**The data:**
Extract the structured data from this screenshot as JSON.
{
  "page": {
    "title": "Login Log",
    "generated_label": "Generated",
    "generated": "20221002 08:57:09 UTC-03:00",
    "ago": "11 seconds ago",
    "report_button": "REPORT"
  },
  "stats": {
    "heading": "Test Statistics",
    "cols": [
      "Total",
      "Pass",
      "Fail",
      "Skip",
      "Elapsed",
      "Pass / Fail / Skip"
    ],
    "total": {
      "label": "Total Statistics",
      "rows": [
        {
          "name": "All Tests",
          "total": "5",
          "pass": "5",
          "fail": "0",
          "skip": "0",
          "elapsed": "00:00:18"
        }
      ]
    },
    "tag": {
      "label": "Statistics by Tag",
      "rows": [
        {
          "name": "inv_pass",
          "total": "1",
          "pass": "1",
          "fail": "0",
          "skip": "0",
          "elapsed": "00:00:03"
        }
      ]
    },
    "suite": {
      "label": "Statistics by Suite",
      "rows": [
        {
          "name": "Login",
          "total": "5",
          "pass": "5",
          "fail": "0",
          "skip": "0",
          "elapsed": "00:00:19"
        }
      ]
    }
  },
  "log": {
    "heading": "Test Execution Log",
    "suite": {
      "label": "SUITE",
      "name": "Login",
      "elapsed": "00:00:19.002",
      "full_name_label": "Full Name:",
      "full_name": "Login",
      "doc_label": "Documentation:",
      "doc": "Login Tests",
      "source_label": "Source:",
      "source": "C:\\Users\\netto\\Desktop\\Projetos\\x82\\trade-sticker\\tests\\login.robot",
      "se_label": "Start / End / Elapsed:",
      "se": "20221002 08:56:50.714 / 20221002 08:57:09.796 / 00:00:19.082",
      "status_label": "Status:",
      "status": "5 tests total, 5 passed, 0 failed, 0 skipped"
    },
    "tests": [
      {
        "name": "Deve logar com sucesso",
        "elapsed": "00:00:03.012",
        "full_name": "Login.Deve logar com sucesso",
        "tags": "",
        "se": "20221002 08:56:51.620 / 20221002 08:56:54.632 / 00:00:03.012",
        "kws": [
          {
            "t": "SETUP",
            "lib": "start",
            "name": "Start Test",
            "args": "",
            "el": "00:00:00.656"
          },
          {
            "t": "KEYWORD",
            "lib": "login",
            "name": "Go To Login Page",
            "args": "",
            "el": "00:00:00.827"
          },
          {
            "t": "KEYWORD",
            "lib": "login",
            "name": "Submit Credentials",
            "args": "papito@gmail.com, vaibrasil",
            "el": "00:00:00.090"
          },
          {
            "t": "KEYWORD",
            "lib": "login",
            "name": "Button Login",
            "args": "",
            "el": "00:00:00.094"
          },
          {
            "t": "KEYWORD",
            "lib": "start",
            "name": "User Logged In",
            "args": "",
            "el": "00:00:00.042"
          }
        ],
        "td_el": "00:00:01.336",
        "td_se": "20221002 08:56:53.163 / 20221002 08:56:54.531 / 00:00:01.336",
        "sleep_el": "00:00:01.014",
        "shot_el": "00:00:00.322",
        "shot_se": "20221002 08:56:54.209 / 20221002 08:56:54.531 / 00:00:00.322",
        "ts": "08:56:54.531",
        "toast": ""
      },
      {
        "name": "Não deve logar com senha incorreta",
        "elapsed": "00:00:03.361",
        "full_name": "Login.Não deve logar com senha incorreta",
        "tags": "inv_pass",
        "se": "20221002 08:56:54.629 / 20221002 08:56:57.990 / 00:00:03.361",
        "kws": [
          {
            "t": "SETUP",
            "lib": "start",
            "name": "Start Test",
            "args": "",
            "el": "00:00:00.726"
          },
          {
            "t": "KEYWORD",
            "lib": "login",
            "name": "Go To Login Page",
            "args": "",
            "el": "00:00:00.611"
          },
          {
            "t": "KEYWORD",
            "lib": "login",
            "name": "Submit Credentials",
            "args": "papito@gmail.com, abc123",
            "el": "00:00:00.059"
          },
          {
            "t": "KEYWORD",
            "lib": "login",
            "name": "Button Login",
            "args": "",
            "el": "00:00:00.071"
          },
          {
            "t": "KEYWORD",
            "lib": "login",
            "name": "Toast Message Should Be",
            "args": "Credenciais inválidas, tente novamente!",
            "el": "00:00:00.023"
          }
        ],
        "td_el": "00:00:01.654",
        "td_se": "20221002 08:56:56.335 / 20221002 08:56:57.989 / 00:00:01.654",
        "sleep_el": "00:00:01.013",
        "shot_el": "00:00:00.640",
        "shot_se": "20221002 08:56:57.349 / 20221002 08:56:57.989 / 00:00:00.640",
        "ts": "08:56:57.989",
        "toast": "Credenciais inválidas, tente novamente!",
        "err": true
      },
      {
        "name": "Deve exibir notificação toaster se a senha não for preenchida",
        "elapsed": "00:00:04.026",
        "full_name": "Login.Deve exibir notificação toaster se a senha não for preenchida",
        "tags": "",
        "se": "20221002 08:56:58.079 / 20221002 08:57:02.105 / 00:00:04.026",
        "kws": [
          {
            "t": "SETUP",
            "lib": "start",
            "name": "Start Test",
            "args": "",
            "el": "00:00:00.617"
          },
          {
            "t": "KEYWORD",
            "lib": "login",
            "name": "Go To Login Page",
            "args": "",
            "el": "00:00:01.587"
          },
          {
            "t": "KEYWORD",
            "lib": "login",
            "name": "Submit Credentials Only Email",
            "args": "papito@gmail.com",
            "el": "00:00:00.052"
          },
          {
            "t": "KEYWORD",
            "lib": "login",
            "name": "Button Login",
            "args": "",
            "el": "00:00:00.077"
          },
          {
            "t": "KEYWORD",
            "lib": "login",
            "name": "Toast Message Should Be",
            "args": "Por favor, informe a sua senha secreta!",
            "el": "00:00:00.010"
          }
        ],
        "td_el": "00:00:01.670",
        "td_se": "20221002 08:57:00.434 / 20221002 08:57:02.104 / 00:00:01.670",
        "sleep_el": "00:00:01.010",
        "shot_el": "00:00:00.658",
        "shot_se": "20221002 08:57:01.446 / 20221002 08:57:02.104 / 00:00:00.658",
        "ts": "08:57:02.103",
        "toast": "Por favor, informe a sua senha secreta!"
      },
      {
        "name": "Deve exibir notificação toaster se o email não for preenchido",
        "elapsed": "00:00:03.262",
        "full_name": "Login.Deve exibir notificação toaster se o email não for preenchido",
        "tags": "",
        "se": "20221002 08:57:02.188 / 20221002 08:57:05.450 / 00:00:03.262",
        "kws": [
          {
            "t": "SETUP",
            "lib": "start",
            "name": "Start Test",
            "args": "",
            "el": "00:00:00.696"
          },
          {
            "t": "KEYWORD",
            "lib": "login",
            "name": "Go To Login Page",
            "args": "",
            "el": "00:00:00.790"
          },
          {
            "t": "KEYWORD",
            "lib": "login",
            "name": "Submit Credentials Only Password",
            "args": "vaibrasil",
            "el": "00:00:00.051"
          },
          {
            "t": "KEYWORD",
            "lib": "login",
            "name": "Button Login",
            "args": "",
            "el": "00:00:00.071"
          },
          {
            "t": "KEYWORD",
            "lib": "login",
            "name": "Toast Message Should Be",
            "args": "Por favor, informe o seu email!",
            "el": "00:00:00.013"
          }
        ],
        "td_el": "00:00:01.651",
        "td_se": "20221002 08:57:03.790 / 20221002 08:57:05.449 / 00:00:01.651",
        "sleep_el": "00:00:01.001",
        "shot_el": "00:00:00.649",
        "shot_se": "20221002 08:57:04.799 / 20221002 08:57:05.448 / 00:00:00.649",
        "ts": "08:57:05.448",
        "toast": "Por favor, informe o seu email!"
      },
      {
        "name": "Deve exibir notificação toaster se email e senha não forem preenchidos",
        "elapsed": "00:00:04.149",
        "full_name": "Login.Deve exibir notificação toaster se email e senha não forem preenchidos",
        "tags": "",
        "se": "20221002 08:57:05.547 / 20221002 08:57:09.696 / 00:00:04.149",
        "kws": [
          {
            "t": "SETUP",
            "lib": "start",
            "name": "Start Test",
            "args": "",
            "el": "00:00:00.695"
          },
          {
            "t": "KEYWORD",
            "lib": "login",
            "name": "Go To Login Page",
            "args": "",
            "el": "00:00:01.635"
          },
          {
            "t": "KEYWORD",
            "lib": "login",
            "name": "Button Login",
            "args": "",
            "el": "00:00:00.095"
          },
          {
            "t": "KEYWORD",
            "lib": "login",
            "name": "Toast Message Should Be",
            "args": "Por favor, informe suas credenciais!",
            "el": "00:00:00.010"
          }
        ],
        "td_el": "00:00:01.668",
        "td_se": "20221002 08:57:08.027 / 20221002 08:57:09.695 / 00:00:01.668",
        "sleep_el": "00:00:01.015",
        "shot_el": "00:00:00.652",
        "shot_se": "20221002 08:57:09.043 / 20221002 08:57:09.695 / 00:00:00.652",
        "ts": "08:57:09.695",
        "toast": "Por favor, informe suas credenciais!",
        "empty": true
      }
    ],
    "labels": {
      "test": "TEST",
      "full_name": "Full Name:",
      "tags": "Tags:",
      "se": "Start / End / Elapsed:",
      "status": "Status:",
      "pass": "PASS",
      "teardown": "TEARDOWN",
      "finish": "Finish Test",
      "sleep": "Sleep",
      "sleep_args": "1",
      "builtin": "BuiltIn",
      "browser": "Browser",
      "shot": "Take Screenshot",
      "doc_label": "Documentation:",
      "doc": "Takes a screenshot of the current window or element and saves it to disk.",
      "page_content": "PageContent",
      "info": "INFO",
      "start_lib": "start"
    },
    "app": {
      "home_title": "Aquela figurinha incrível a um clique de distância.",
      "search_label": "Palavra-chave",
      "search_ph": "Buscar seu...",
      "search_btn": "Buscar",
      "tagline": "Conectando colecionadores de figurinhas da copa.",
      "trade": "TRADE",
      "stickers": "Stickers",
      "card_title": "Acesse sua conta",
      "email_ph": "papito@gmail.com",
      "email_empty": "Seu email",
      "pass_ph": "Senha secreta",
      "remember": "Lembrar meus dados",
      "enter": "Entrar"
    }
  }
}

**Set problem:**
Collect each line holding the string "forem".

**Full output:**
        "name": "Deve exibir notificação toaster se email e senha não forem preenchidos",
        "full_name": "Login.Deve exibir notificação toaster se email e senha não forem preenchidos",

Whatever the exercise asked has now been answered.